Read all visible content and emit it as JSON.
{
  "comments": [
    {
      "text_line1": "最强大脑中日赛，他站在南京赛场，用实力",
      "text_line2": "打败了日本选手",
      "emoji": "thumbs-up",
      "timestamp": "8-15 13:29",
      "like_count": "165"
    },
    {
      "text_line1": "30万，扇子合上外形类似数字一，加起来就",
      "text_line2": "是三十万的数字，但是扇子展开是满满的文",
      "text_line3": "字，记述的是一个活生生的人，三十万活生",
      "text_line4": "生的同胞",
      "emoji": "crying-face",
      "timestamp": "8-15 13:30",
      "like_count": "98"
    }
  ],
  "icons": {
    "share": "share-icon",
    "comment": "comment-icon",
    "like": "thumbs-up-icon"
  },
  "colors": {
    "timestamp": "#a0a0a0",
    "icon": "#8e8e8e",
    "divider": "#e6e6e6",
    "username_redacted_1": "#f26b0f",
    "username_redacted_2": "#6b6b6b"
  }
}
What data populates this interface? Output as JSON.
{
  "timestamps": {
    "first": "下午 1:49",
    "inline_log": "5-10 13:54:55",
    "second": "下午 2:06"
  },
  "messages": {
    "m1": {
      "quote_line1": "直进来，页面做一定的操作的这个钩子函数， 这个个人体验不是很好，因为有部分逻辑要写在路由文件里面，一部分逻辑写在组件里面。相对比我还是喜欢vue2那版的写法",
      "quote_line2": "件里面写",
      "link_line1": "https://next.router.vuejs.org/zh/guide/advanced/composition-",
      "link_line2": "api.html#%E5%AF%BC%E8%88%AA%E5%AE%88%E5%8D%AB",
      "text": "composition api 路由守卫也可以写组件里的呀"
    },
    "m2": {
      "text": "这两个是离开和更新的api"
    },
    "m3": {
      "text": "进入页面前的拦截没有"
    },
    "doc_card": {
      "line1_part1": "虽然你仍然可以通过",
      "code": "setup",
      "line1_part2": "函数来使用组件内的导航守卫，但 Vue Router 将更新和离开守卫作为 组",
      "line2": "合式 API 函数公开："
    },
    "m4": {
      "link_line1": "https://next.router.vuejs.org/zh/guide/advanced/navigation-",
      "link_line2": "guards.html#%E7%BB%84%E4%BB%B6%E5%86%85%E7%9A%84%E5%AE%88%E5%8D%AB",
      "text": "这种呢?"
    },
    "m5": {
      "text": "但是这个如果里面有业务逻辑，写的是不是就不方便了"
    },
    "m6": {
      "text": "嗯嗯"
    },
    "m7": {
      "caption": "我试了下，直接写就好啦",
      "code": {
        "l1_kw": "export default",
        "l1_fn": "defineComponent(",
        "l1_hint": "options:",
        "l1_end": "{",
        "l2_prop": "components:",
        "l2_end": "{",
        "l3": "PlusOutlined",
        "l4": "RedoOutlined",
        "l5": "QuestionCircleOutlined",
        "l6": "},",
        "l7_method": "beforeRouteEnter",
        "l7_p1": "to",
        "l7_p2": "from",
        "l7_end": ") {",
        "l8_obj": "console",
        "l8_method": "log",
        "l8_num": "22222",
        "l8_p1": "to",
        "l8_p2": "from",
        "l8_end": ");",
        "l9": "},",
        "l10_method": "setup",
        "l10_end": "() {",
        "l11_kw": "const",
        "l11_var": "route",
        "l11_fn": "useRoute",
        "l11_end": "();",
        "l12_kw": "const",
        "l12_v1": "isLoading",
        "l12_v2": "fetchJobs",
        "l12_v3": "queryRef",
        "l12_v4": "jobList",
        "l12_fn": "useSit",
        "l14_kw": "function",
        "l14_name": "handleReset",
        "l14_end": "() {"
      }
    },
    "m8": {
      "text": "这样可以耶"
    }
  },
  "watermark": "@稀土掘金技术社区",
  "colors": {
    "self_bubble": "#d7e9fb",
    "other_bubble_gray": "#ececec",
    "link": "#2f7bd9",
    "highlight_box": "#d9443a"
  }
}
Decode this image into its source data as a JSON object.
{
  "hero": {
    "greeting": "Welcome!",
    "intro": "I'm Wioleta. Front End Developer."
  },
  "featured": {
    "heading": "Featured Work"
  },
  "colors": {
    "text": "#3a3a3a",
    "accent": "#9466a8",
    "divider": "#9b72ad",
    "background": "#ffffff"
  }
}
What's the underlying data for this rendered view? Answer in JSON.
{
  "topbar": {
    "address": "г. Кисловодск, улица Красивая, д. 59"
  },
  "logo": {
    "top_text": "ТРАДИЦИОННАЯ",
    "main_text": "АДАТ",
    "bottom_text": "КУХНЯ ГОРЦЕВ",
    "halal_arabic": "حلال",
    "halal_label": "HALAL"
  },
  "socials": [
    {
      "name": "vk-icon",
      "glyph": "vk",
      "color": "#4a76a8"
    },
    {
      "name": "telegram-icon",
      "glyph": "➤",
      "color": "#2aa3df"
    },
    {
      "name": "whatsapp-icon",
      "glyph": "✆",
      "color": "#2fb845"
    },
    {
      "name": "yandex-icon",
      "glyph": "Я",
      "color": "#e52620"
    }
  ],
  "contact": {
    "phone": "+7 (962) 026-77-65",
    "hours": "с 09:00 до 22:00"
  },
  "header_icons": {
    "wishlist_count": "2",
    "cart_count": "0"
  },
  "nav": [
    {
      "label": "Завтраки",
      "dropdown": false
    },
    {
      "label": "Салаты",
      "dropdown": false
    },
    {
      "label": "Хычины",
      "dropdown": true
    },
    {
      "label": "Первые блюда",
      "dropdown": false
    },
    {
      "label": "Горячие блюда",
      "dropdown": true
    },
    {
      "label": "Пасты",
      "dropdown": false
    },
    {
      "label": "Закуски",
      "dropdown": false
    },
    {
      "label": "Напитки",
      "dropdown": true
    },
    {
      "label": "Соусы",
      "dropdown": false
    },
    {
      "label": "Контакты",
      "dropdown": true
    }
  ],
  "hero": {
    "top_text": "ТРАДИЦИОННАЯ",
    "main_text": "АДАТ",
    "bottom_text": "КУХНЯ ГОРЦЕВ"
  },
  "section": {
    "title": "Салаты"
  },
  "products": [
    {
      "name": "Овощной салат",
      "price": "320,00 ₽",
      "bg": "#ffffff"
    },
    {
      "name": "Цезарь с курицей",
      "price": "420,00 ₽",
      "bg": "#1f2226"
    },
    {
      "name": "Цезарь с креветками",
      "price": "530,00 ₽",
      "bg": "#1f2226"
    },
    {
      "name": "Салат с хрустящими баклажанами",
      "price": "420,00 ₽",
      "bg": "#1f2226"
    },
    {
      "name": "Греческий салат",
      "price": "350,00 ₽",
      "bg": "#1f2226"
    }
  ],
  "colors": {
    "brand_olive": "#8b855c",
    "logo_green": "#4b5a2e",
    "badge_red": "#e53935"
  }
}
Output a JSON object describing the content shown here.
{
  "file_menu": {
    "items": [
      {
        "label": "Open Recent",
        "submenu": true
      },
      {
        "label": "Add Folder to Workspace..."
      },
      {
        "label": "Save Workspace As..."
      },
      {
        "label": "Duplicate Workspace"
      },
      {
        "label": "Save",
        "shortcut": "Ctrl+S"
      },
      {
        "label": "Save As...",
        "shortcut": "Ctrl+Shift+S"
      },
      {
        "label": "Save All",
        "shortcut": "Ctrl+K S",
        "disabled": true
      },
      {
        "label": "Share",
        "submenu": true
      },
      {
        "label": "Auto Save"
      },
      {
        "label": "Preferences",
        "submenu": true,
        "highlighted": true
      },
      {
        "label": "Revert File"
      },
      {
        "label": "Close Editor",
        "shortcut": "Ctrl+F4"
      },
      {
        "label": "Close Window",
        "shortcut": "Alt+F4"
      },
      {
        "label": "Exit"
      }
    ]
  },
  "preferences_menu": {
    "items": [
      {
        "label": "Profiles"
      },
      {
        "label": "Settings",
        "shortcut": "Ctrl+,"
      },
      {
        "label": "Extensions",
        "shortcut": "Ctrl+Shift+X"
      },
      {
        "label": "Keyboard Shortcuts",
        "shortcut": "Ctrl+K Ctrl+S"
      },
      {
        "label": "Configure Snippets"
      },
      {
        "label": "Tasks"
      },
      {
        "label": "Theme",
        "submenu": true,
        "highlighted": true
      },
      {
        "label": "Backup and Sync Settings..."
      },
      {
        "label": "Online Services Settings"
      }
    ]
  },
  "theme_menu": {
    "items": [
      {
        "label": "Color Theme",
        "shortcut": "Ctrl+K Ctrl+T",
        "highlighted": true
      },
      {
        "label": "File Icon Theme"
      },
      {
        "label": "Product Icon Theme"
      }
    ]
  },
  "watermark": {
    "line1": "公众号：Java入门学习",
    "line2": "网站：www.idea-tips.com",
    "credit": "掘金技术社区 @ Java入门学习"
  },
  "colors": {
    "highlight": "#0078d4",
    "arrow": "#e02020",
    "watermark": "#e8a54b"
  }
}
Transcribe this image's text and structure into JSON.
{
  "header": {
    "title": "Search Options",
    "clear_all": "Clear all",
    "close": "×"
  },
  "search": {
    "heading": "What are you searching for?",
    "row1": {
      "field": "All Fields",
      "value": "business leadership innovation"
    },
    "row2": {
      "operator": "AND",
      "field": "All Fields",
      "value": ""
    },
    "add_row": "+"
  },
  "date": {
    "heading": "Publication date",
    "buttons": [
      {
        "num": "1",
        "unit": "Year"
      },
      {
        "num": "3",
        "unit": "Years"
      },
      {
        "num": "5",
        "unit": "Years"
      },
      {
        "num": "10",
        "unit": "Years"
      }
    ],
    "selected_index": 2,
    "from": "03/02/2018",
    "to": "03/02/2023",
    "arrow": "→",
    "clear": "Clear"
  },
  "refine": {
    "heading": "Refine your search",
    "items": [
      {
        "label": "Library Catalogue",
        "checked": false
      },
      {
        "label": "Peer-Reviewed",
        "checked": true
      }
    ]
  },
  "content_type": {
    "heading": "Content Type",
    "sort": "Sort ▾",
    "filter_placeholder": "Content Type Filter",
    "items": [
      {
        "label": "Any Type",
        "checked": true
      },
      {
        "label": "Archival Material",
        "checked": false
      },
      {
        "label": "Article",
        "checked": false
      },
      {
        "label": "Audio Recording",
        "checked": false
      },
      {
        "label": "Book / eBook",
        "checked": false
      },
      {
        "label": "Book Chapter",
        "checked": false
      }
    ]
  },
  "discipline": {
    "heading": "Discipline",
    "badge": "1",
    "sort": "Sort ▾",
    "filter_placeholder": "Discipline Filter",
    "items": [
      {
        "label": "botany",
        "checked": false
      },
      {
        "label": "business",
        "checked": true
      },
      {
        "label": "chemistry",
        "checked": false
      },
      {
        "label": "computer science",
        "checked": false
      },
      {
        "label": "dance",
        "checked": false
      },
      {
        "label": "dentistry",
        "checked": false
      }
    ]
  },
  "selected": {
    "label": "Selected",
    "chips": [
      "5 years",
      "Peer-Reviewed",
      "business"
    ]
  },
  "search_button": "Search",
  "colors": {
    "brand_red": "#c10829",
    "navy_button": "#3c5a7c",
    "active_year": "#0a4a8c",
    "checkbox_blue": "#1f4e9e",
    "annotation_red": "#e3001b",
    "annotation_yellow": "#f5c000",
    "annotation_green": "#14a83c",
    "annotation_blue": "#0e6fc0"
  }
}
■ ■ ■
[DESCRIPTION OF THE TASK]
A line counts if it holds the word "Java入门学习". How many lines of the entries count? Give the number only.

[FINISHED TASK]
2